→ YOUR INSTRUCTIONS
Go through the data below. List every line that holds the word "Output".
_ _ _
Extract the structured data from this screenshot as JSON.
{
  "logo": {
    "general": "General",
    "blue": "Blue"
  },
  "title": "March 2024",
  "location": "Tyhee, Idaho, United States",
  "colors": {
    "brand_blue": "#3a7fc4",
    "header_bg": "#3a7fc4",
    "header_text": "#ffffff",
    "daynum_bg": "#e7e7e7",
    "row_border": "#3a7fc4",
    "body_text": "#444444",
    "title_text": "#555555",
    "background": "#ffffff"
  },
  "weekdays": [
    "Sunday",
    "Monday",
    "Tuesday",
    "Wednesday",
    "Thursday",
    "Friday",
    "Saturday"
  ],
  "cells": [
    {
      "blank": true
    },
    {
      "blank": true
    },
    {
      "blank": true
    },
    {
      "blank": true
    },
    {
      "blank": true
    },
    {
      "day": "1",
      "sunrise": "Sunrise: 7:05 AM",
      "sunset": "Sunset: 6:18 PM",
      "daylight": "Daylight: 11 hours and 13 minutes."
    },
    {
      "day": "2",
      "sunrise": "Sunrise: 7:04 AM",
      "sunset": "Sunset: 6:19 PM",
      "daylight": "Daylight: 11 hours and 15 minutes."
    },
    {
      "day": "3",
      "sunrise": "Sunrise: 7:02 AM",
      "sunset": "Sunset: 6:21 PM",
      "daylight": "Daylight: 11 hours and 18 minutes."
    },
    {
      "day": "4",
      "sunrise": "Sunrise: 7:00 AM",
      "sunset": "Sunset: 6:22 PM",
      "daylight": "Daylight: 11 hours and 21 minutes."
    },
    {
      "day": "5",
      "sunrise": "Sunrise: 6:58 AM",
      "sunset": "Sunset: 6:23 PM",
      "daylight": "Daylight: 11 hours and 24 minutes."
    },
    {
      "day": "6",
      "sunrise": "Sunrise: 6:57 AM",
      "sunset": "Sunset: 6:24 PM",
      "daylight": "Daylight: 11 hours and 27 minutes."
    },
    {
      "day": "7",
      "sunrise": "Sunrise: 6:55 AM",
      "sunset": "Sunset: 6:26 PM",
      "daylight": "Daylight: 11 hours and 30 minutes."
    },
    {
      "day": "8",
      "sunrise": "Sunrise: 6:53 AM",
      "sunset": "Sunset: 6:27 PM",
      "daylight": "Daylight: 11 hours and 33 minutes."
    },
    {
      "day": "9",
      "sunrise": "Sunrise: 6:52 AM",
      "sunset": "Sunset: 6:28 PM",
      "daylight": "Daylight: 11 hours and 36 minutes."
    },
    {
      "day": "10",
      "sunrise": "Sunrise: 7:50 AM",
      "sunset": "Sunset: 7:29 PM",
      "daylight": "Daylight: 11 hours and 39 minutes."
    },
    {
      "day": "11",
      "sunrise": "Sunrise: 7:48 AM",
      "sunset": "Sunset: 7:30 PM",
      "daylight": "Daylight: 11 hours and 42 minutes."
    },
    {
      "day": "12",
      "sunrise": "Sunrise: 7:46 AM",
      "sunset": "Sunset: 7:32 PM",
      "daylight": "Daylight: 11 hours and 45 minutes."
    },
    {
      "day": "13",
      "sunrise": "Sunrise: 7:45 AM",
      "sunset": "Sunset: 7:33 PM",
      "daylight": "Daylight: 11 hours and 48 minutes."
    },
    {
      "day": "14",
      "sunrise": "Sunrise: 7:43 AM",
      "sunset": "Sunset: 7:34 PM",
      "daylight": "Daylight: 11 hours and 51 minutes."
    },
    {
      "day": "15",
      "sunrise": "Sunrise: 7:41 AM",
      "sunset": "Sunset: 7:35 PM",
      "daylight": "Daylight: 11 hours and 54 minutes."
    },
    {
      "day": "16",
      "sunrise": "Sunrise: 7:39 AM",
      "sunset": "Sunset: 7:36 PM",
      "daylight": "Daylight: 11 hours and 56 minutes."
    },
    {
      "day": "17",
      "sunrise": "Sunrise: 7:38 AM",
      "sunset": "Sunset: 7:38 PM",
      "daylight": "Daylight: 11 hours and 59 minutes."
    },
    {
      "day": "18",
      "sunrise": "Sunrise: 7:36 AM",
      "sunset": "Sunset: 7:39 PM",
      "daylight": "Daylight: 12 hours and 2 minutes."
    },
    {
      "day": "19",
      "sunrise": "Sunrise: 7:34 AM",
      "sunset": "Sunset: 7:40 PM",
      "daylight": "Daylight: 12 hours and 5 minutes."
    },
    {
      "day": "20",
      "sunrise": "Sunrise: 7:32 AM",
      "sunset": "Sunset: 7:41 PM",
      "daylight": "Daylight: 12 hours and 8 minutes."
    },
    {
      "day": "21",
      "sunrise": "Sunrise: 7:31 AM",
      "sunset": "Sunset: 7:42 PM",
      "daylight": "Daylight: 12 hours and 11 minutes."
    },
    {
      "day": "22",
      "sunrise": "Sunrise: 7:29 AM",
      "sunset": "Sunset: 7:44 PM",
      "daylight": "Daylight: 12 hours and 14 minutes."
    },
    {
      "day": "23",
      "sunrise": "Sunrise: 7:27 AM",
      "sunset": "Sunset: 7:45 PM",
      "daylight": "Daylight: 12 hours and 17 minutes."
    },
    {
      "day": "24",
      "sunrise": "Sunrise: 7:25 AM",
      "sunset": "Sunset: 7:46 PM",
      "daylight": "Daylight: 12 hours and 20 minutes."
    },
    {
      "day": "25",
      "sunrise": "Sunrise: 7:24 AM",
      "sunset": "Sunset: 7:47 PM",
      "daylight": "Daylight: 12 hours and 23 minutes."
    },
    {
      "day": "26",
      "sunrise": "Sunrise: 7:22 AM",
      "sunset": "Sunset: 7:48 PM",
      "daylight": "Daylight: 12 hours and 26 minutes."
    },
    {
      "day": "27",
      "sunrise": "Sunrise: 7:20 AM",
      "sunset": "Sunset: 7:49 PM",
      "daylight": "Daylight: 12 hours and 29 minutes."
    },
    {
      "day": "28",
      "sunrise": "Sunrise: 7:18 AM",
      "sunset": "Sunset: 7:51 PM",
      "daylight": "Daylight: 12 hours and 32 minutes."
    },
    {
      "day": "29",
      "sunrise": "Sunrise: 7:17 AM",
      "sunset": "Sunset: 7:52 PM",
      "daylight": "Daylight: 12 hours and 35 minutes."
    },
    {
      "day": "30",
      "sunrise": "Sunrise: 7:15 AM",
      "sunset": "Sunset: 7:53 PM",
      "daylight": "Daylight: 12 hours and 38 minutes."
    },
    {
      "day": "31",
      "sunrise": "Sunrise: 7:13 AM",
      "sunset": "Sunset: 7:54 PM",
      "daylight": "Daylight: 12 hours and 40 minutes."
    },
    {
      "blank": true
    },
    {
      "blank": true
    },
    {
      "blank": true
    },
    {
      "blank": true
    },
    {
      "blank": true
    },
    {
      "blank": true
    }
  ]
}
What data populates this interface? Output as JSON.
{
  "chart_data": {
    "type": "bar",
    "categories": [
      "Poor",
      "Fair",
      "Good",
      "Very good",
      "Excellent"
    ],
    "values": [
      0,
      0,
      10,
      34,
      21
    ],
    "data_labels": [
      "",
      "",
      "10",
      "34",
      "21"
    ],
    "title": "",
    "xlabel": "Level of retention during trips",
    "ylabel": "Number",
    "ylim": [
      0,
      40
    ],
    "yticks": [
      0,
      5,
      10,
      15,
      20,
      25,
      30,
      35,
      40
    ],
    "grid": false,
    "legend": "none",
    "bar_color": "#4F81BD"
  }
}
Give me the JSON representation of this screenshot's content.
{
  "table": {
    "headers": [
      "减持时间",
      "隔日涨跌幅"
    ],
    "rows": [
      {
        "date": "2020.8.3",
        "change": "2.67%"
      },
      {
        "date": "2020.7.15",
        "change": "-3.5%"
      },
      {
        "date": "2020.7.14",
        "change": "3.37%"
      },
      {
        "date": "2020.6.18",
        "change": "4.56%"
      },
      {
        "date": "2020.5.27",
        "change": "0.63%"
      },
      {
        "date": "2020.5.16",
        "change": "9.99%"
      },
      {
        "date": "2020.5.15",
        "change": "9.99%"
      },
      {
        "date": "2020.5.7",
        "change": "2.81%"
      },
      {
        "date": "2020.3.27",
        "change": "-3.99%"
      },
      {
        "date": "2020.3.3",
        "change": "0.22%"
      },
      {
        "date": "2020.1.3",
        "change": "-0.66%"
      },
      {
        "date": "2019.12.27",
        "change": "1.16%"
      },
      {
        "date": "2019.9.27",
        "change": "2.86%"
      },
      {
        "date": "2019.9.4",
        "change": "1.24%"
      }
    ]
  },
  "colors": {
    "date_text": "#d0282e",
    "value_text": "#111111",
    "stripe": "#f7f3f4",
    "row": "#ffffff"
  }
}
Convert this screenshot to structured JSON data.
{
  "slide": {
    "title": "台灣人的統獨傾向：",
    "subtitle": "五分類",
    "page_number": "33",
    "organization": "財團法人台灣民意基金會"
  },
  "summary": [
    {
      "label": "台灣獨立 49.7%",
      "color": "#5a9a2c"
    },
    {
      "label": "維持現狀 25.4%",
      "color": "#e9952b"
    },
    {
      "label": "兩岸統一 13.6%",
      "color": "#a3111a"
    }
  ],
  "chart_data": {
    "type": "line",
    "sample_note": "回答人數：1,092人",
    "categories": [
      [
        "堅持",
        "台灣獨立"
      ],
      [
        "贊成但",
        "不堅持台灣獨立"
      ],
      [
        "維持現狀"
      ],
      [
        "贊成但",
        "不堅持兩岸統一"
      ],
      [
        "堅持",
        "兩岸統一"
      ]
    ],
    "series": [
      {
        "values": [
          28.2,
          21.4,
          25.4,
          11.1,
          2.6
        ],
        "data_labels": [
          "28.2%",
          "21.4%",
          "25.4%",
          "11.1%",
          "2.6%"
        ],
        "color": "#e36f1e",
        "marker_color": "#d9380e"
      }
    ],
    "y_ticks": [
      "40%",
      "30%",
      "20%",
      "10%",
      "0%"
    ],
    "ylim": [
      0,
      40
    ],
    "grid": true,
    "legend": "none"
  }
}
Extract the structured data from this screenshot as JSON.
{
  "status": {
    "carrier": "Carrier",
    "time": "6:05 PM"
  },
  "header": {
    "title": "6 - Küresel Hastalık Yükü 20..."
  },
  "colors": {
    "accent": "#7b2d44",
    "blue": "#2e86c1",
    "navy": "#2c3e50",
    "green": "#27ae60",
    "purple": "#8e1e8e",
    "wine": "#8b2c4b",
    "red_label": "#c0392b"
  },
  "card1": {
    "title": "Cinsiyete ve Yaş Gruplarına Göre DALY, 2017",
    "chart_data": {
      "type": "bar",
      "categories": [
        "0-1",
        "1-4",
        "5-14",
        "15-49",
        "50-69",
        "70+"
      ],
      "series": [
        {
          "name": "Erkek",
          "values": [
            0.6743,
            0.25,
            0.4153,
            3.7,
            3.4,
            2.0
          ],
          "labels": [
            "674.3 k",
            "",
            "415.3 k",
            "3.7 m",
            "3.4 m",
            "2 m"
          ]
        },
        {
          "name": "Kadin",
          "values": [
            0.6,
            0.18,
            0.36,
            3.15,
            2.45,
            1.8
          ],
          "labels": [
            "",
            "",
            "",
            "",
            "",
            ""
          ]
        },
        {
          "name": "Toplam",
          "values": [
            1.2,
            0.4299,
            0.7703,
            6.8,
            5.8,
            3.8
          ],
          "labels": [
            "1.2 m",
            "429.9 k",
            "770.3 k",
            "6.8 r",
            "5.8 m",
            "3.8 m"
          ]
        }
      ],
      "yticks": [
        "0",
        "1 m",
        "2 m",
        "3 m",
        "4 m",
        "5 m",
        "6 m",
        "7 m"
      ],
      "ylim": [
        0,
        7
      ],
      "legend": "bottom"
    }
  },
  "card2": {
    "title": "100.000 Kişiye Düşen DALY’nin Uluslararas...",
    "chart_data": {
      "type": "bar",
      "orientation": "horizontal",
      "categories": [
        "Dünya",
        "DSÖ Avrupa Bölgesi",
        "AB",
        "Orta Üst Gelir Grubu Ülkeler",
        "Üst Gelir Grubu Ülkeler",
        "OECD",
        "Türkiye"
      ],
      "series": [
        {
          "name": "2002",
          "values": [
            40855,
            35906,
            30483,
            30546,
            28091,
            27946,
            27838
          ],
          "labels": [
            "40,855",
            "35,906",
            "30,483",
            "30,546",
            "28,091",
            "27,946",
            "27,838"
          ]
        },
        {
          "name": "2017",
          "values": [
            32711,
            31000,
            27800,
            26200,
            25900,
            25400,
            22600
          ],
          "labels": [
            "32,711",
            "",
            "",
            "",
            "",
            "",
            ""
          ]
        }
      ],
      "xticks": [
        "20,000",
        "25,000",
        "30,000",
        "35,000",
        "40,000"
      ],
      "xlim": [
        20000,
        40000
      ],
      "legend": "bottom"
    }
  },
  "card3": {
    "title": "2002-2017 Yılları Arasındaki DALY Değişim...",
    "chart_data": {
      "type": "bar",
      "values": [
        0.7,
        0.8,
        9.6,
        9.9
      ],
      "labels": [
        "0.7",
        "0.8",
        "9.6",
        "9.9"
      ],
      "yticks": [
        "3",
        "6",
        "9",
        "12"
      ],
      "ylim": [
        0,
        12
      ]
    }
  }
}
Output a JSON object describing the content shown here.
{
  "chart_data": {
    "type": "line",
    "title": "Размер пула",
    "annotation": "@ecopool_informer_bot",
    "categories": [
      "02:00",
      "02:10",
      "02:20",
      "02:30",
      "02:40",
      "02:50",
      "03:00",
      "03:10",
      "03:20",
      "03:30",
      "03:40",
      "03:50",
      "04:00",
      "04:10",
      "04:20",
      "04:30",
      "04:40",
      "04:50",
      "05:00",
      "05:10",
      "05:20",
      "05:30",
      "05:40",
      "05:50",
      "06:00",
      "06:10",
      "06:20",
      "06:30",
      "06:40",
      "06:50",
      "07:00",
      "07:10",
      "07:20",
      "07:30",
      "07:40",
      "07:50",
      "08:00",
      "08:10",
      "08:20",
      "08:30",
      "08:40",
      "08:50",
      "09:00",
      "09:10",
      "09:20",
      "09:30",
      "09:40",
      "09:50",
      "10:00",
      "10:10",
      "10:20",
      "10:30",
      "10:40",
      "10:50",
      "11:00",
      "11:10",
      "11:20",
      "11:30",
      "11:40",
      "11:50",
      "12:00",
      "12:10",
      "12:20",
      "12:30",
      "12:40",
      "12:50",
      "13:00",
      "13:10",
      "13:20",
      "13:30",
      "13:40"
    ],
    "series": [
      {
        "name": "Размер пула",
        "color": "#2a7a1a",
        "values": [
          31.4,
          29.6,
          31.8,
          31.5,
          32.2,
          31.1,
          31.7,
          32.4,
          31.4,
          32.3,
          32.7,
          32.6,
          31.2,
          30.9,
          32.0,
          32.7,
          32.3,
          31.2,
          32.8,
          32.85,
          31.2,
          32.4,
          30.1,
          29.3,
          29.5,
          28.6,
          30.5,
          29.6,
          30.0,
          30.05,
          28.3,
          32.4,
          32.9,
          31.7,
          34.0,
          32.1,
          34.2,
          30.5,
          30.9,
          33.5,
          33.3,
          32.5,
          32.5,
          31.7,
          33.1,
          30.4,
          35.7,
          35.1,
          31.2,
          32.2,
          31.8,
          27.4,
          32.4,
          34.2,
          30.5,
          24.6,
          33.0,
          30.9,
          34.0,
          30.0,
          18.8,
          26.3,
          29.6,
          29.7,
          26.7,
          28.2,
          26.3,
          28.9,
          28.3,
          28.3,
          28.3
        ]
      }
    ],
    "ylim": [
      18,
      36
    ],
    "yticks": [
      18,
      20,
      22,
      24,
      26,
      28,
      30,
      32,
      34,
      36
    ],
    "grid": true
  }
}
_ _ _
→ ANSWER TO THIS PROBLEM
What data populates this interface? Output as JSON.
Output a JSON object describing the content shown here.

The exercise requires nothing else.